STATED TASK:
Gather from the material every line that contains the string "this".

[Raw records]
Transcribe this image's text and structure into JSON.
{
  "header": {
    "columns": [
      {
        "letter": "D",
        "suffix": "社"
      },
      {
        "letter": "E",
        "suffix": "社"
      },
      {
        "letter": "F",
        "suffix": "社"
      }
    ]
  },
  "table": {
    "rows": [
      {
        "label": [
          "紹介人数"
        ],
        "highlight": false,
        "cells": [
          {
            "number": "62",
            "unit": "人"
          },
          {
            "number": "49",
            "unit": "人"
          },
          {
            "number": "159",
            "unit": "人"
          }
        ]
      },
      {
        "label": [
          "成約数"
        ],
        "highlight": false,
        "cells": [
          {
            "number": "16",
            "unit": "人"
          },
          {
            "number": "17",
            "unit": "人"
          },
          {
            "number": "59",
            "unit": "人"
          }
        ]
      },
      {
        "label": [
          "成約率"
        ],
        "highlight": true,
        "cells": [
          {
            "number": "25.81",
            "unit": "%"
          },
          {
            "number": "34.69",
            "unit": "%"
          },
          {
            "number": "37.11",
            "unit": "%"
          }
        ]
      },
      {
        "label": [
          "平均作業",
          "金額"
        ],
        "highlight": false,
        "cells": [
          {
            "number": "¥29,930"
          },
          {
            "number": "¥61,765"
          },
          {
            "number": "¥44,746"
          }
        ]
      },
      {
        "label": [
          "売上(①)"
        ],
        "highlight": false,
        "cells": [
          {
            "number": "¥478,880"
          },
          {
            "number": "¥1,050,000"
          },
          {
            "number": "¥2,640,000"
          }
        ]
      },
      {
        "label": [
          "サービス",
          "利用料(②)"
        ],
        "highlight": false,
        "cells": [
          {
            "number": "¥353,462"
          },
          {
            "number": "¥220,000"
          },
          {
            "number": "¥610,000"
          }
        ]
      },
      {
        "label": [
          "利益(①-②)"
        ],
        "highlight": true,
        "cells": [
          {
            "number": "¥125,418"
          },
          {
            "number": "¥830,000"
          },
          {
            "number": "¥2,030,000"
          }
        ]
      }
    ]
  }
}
==
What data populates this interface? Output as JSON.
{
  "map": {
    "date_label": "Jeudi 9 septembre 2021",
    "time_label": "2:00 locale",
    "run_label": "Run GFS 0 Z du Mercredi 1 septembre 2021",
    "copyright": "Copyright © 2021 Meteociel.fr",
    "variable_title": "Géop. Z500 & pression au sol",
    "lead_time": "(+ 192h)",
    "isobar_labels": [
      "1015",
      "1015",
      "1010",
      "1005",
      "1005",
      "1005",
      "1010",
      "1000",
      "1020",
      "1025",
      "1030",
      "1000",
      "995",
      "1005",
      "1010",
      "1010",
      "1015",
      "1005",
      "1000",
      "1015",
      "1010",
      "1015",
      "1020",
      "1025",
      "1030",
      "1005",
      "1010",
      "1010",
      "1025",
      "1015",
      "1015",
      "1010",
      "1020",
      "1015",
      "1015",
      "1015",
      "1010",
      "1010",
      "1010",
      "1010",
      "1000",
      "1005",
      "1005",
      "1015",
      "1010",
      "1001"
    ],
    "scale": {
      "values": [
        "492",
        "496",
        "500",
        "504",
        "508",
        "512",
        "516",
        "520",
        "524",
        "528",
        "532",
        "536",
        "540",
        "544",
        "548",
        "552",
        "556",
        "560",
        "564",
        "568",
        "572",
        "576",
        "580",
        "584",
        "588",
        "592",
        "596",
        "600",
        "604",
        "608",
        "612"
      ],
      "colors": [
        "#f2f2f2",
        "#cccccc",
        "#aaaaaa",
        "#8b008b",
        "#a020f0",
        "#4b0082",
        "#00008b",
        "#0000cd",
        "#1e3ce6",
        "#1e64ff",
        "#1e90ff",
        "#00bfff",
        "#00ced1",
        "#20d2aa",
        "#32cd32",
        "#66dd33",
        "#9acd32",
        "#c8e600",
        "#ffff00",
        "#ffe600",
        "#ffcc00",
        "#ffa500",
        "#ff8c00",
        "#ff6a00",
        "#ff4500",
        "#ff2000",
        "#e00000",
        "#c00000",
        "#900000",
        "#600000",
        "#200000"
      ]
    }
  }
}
* * *
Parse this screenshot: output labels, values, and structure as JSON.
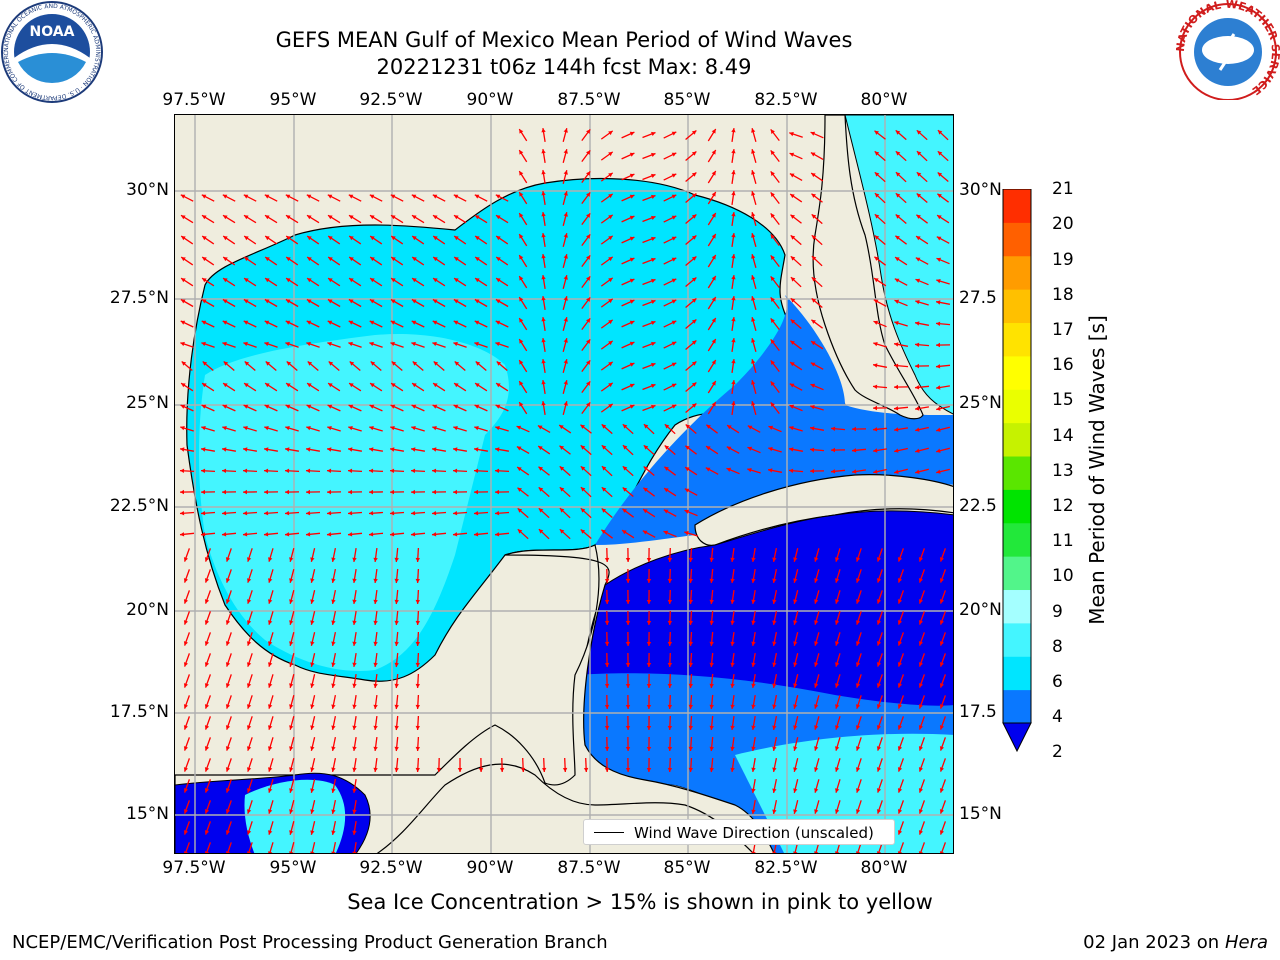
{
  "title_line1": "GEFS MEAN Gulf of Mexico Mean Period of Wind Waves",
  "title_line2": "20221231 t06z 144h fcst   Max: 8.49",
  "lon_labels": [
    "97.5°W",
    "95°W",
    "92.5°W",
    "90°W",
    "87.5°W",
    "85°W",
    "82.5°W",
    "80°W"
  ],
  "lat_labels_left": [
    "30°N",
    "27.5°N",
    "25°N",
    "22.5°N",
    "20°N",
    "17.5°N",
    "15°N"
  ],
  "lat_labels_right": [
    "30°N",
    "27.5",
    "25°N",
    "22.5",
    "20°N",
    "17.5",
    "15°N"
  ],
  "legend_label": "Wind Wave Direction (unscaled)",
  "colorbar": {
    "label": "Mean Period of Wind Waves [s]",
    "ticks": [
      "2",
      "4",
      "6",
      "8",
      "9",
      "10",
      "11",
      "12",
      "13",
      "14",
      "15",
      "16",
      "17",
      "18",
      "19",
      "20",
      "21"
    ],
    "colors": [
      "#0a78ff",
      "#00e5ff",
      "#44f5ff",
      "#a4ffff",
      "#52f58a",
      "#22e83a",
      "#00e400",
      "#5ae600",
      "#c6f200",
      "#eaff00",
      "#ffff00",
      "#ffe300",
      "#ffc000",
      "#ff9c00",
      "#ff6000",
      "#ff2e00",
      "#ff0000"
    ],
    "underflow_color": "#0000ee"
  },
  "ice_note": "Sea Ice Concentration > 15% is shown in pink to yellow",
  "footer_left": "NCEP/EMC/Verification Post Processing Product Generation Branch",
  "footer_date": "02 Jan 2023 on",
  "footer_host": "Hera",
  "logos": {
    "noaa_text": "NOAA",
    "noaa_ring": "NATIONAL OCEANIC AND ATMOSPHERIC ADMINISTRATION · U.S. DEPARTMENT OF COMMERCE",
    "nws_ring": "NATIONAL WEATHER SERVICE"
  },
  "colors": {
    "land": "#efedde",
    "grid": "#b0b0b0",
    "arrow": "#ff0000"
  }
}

OUTPUT OF THE EXERCISE:
Transcribe this image's text and structure into JSON.
What data populates this interface? Output as JSON.
Parse this screenshot: output labels, values, and structure as JSON.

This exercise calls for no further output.